§ Requirement
Please repeat every line of the listing below exactly, without changing anything.

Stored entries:

== == ==

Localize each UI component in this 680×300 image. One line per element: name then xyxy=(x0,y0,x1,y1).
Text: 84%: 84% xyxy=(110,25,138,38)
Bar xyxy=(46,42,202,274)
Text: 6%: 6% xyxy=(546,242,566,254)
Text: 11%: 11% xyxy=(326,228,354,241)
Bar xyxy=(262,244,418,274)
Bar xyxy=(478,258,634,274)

== == ==

§ Final answer
Localize each UI component in this 680×300 image. One line per element: name then xyxy=(x0,y0,x1,y1).
Text: 84%: 84% xyxy=(110,25,138,38)
Bar xyxy=(46,42,202,274)
Text: 6%: 6% xyxy=(546,242,566,254)
Text: 11%: 11% xyxy=(326,228,354,241)
Bar xyxy=(262,244,418,274)
Bar xyxy=(478,258,634,274)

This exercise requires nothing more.